▶ _REQUIREMENT_:
Repeat, exactly and in full, the lines of the listing below, but without any pictures.

▶ _DATA PROVIDED_:
+---+
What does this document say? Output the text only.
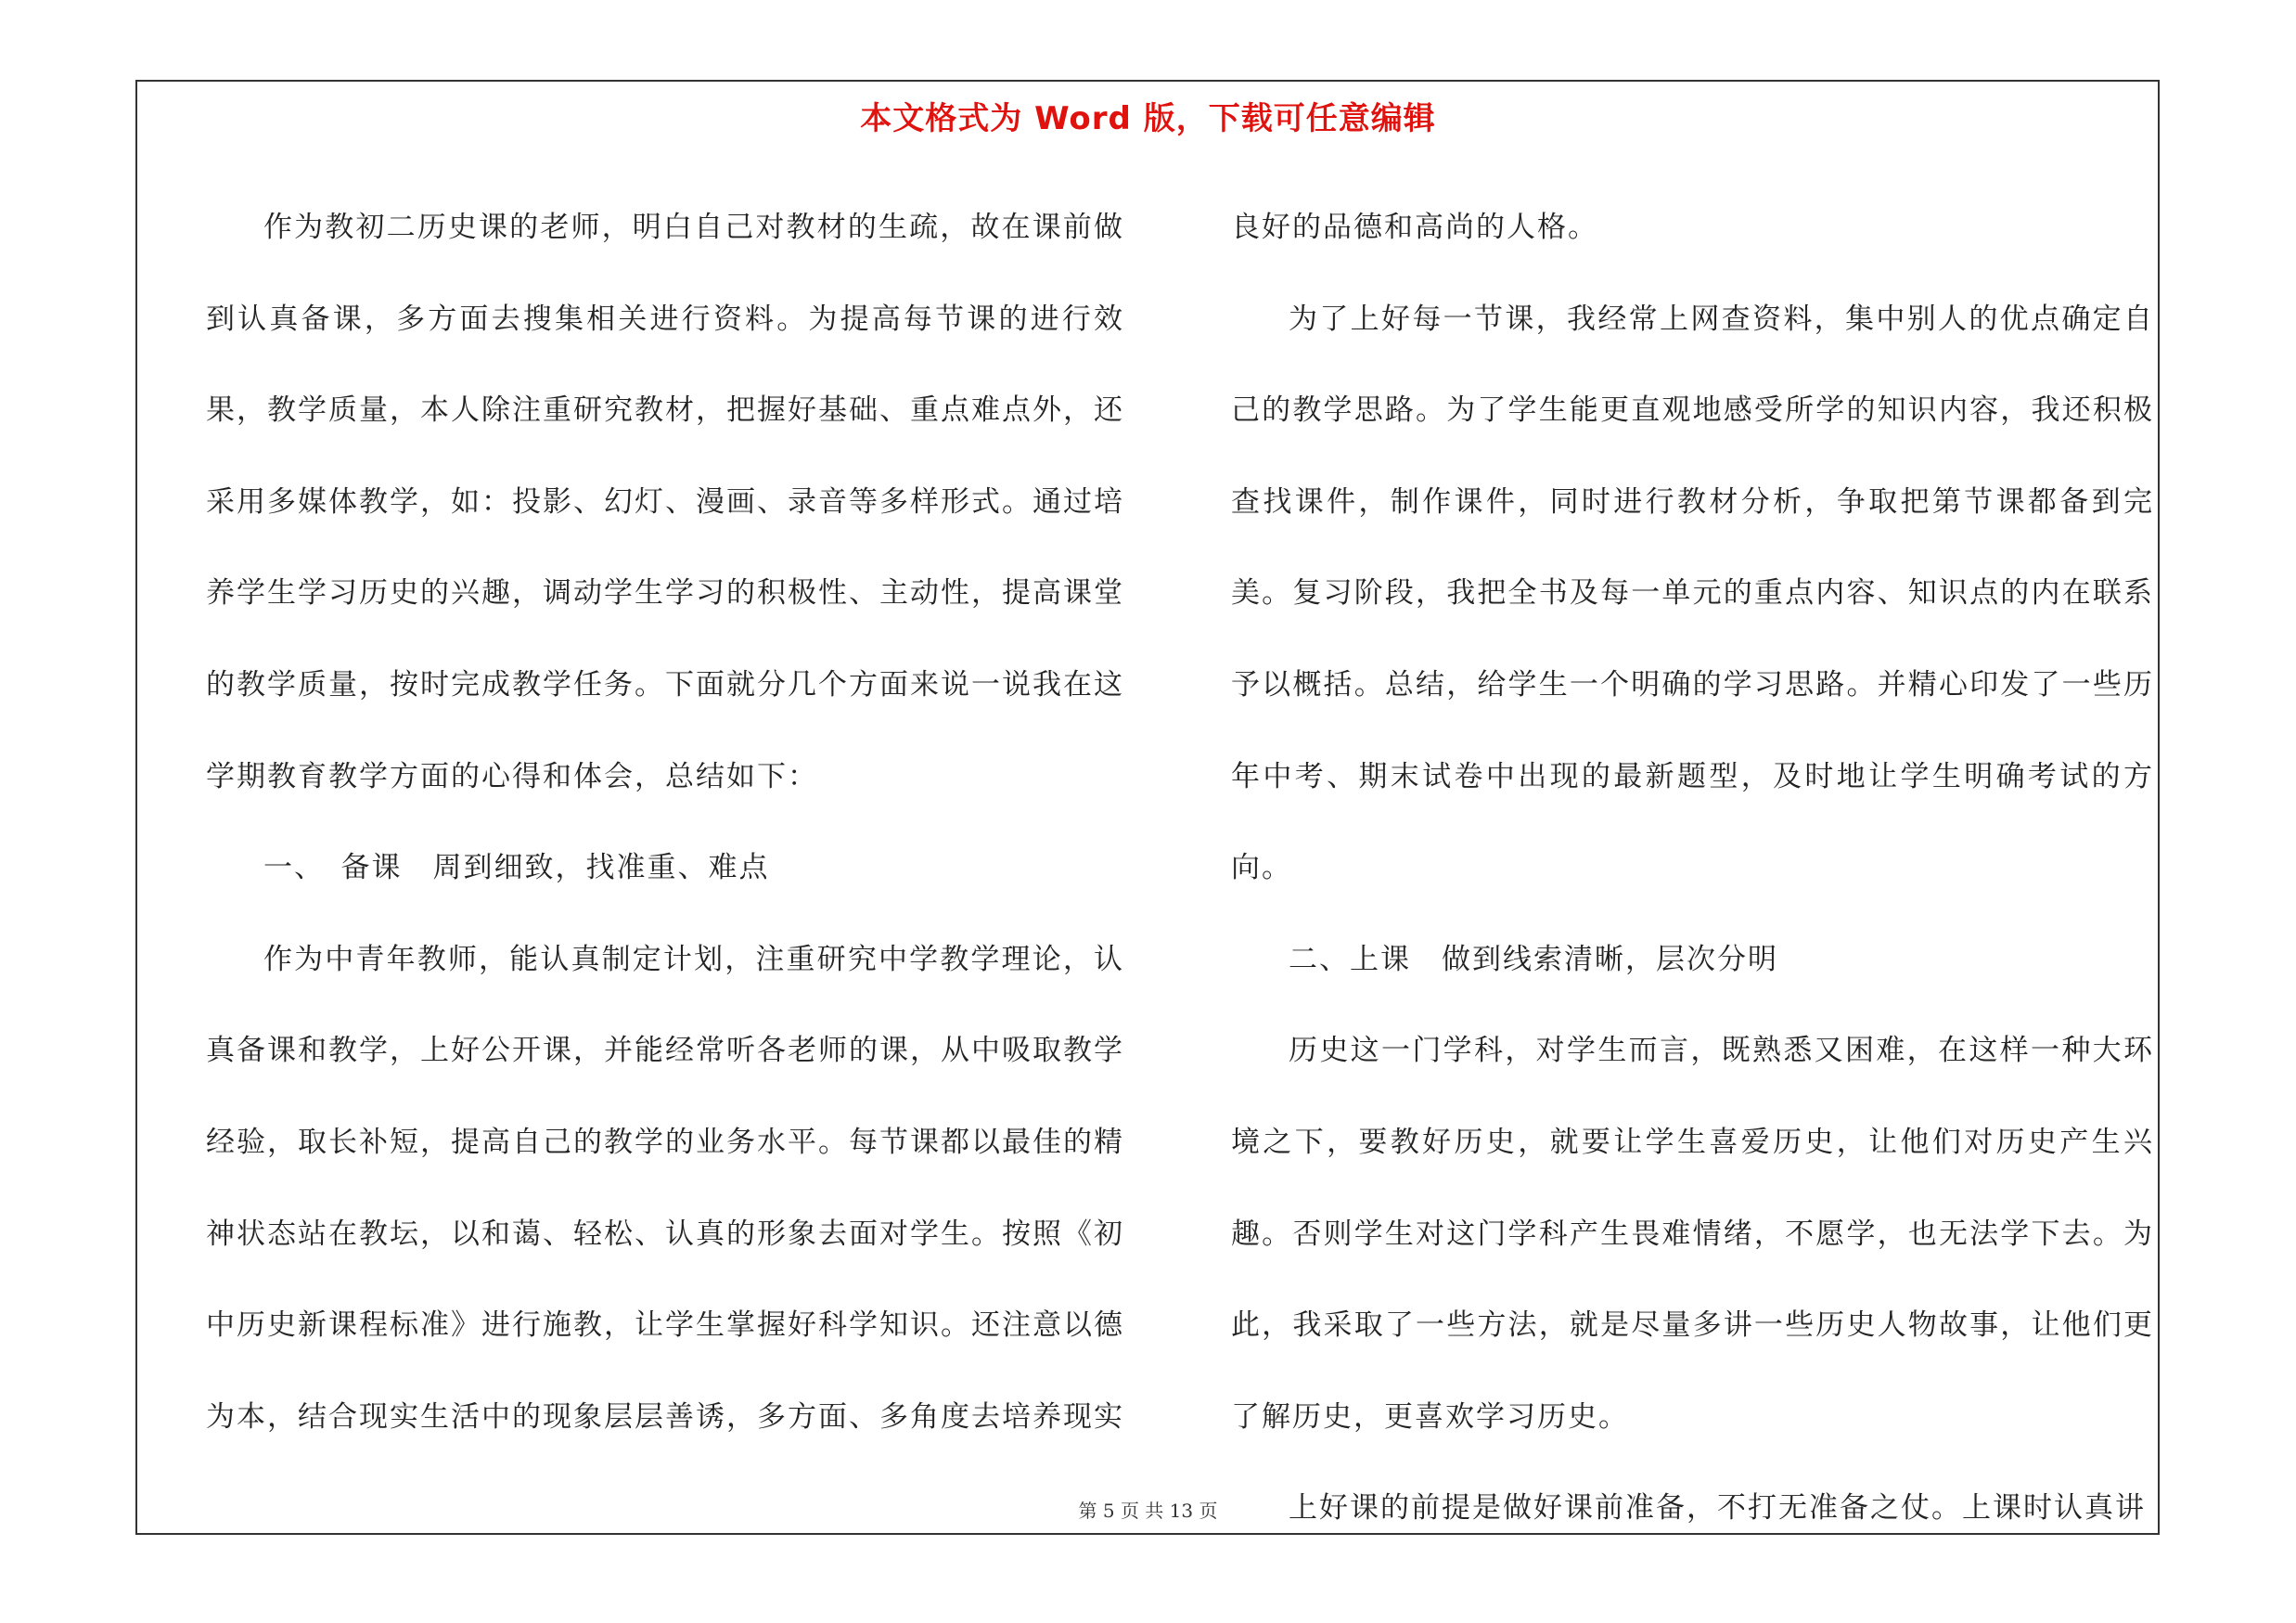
本文格式为 Word 版，下载可任意编辑

作为教初二历史课的老师，明白自己对教材的生疏，故在课前做到认真备课，多方面去搜集相关进行资料。为提高每节课的进行效果，教学质量，本人除注重研究教材，把握好基础、重点难点外，还采用多媒体教学，如：投影、幻灯、漫画、录音等多样形式。通过培养学生学习历史的兴趣，调动学生学习的积极性、主动性，提高课堂的教学质量，按时完成教学任务。下面就分几个方面来说一说我在这学期教育教学方面的心得和体会，总结如下：

一、　备课　周到细致，找准重、难点

作为中青年教师，能认真制定计划，注重研究中学教学理论，认真备课和教学，上好公开课，并能经常听各老师的课，从中吸取教学经验，取长补短，提高自己的教学的业务水平。每节课都以最佳的精神状态站在教坛，以和蔼、轻松、认真的形象去面对学生。按照《初中历史新课程标准》进行施教，让学生掌握好科学知识。还注意以德为本，结合现实生活中的现象层层善诱，多方面、多角度去培养现实

良好的品德和高尚的人格。

为了上好每一节课，我经常上网查资料，集中别人的优点确定自己的教学思路。为了学生能更直观地感受所学的知识内容，我还积极查找课件，制作课件，同时进行教材分析，争取把第节课都备到完美。复习阶段，我把全书及每一单元的重点内容、知识点的内在联系予以概括。总结，给学生一个明确的学习思路。并精心印发了一些历年中考、期末试卷中出现的最新题型，及时地让学生明确考试的方向。

二、上课　做到线索清晰，层次分明

历史这一门学科，对学生而言，既熟悉又困难，在这样一种大环境之下，要教好历史，就要让学生喜爱历史，让他们对历史产生兴趣。否则学生对这门学科产生畏难情绪，不愿学，也无法学下去。为此，我采取了一些方法，就是尽量多讲一些历史人物故事，让他们更了解历史，更喜欢学习历史。

上好课的前提是做好课前准备，不打无准备之仗。上课时认真讲

第 5 页 共 13 页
+---+
▶ _SOLUTION TO THE PROBLEM_:
What does this document say? Output the text only.
本文格式为 Word 版，下载可任意编辑

作为教初二历史课的老师，明白自己对教材的生疏，故在课前做到认真备课，多方面去搜集相关进行资料。为提高每节课的进行效果，教学质量，本人除注重研究教材，把握好基础、重点难点外，还采用多媒体教学，如：投影、幻灯、漫画、录音等多样形式。通过培养学生学习历史的兴趣，调动学生学习的积极性、主动性，提高课堂的教学质量，按时完成教学任务。下面就分几个方面来说一说我在这学期教育教学方面的心得和体会，总结如下：

一、　备课　周到细致，找准重、难点

作为中青年教师，能认真制定计划，注重研究中学教学理论，认真备课和教学，上好公开课，并能经常听各老师的课，从中吸取教学经验，取长补短，提高自己的教学的业务水平。每节课都以最佳的精神状态站在教坛，以和蔼、轻松、认真的形象去面对学生。按照《初中历史新课程标准》进行施教，让学生掌握好科学知识。还注意以德为本，结合现实生活中的现象层层善诱，多方面、多角度去培养现实

良好的品德和高尚的人格。

为了上好每一节课，我经常上网查资料，集中别人的优点确定自己的教学思路。为了学生能更直观地感受所学的知识内容，我还积极查找课件，制作课件，同时进行教材分析，争取把第节课都备到完美。复习阶段，我把全书及每一单元的重点内容、知识点的内在联系予以概括。总结，给学生一个明确的学习思路。并精心印发了一些历年中考、期末试卷中出现的最新题型，及时地让学生明确考试的方向。

二、上课　做到线索清晰，层次分明

历史这一门学科，对学生而言，既熟悉又困难，在这样一种大环境之下，要教好历史，就要让学生喜爱历史，让他们对历史产生兴趣。否则学生对这门学科产生畏难情绪，不愿学，也无法学下去。为此，我采取了一些方法，就是尽量多讲一些历史人物故事，让他们更了解历史，更喜欢学习历史。

上好课的前提是做好课前准备，不打无准备之仗。上课时认真讲

第 5 页 共 13 页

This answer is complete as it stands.